# Work instructions
From the listing below, tally the lines that include "JSON". Return only the total.

# Task input
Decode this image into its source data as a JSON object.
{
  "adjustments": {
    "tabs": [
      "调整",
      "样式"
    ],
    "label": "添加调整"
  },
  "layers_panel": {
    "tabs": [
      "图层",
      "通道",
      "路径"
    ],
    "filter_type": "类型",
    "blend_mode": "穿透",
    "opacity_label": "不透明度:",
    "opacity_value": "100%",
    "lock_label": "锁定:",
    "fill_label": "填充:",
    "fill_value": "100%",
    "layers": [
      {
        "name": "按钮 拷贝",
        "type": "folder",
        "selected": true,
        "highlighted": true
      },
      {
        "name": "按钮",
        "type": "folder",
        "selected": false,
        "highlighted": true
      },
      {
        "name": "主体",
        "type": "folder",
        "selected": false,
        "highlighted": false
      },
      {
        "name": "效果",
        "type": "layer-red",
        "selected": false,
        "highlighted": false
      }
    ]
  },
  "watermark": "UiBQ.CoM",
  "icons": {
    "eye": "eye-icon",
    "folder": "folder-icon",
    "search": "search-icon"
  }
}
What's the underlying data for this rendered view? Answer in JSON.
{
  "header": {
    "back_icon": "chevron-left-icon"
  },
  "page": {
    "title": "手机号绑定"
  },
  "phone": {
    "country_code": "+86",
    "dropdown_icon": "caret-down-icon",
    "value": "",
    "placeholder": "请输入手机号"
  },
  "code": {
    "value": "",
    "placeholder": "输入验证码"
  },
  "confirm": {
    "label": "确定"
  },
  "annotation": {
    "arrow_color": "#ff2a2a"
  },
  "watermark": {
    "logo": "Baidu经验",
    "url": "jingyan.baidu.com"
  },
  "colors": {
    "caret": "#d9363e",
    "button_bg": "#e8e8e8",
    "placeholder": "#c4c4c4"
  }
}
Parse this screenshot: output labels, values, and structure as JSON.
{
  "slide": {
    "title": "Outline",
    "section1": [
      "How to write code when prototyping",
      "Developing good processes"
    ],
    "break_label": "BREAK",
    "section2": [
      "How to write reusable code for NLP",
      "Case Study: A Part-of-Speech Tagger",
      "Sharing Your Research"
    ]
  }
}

# Full output
3